__TEXT PASSAGE__.
§ §

May 31, 2020
So now that you know a little bit about Machine Learning. It becomes natural for you to understand how you can use it to build models that are capable of making decisions at minimal level. The way we achieve this is the use of Machine Learning Algorithms that were developed several years back by experts in the field.
The way these algoritm are capable of learning from real-world data to be able to make predictions is mostly because the mathematical computations on which they are built support or are proven to learn or map data to specific labels through probability and with experience.
In this article, you would be introduced to one of the simplest and popular ML Algorithm called Linear Regression. It is recommended that you read our tutorial on Vectorization with Matlab if you haven’t already as we would be using vectorization to implement our LR model for faster and easier bug debugging.
Linear Regression is a Machine Learning algorithm that is used for predictions of “continuous /non-classified data”. To better understand it, let’s use a very popular example. Say, you want to predict the prices of particular houses,height of students in a class, weight and so on. This examples define continuous data, that is, they stand alone and are not grouped into classes. This is in contrast to a second learning algorithm called Logistic Regression which we would be looking at in the next post. Before we proceed to the implementation of Linear Regression, i want to give a general idea or intuition about what an ML model is trying to achieve and how it works.
I learnt Linear Regression from the Stanford University Machine Learning course on Coursera taught by Professor Andrew Ng. I feel like i could not have gotten a better understanding if i had learnt it elsewhere, Andrew always wanted to give the students an intuition about any new algorithm we were taking on and i loved it. It made me understand exactly how that algo was different from the previous one even before we started learning the maths behind it. I should say, that’s one of the best course or teaching i have ever received. Now i have this understanding of the different algoritms that even if i were to forget the correct code to implement them i still have a very good grasp of what they are doing and i think that’s very important.
Now i would give you guys that intuition at the start of every algo you would be learning.
You have some datasets in continuous values(because we are doing LinearRegrssion) and you want to go about training a model to the point that it achieves a preferred level of accuracy that you consider good enough for the use you want. Yh yh, we want a model that can do that for us but how does it come to achieve this?. In Machine Learning we have two main types of model learning; supervised and unsupervised. To get more insights on them, read our full article on Machine Learning. In Linear Regression we are carrying out the supervised part of learning, think of it as supervised beacuse we are providing some labels or correct values that we want our model to learn from. It goes exactly like this: we have a data set we a number of examples, each of this examples has two values in a row (x and y). The x denotes the value that is fed into the model and y denoting the output of the model. These x’s and y’s are both fed to the model during the training step/phase, therefore the name supervised. When we begin to do the math of it, i would explain i details what these terms mean and you should hopefully understand it better.
We have some specific steps of training that we would take iteratively or repeatedly, the main purpose of this is to reduce the errors generated at each trainng step or loop. Its almost as easy as that. Now we come to the algoritms involoved that helps us achieve that.

§ §

__DATA PROVIDED__.
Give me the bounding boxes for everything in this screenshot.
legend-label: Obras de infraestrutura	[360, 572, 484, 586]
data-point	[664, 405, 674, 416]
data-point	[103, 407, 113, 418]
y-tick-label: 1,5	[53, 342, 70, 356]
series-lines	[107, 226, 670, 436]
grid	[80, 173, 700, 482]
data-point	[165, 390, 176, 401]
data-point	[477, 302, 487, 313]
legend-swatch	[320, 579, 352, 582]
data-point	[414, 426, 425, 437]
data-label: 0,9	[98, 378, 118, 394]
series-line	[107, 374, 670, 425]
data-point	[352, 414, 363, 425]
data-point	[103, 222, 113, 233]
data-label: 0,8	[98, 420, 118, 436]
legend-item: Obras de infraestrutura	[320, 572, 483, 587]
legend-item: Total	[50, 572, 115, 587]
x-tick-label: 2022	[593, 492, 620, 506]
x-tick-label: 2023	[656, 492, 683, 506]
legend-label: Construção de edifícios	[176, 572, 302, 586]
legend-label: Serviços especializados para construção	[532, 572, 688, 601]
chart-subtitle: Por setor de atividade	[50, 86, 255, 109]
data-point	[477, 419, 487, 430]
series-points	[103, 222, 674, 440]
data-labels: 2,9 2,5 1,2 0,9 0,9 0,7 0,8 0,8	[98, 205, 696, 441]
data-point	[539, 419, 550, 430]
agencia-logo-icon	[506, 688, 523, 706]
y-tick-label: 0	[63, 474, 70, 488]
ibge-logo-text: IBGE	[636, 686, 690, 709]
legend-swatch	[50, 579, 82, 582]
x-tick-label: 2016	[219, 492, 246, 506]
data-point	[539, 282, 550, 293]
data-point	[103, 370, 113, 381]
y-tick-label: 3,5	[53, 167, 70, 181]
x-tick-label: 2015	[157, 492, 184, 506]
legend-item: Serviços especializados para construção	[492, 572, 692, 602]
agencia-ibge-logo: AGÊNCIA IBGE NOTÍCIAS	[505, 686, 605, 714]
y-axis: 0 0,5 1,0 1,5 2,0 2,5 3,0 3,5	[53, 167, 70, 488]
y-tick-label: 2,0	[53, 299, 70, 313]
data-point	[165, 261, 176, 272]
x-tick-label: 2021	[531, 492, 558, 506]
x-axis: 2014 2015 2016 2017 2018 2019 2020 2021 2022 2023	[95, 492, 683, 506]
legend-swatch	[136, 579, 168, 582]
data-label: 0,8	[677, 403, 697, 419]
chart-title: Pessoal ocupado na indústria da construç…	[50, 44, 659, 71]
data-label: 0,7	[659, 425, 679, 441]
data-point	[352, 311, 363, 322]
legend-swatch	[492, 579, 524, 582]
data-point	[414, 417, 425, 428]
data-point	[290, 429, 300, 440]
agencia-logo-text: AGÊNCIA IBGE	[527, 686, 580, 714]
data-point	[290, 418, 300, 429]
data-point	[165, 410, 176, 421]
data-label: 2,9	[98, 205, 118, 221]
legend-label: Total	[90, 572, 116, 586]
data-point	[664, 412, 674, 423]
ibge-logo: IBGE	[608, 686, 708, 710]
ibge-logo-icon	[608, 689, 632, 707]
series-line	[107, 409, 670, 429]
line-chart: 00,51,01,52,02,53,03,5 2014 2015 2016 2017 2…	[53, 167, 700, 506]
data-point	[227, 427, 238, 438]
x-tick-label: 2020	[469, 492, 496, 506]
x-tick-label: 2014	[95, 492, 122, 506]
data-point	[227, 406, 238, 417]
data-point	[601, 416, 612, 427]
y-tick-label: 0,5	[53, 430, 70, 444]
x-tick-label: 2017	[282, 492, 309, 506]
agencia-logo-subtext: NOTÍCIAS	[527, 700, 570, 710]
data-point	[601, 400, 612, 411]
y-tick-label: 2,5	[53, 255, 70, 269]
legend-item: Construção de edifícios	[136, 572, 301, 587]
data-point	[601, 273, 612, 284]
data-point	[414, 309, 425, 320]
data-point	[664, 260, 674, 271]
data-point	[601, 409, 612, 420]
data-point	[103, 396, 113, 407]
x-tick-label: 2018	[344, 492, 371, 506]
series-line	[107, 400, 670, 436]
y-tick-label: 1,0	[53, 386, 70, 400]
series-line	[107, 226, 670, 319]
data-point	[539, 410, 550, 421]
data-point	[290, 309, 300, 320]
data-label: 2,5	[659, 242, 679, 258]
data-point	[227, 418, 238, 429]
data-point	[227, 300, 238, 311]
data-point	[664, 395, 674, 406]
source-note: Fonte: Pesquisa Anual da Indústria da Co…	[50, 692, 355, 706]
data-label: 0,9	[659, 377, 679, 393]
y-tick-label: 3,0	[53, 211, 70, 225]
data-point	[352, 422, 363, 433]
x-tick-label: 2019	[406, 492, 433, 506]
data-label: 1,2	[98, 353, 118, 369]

§ §

__THINGS TO DO__.
1 - What examples of continuous data does the linear regression article give? List each one.
2 - Please transcribe the rows from the very first one up to and including the line containing "226, 670, 436]", character for character.
The linear regression article and the rows are unrelated pieces of material.

__TASK RESPONSES__.
1 -
- the prices of particular houses
- height of students in a class
- weight

2 -
Give me the bounding boxes for everything in this screenshot.
legend-label: Obras de infraestrutura	[360, 572, 484, 586]
data-point	[664, 405, 674, 416]
data-point	[103, 407, 113, 418]
y-tick-label: 1,5	[53, 342, 70, 356]
series-lines	[107, 226, 670, 436]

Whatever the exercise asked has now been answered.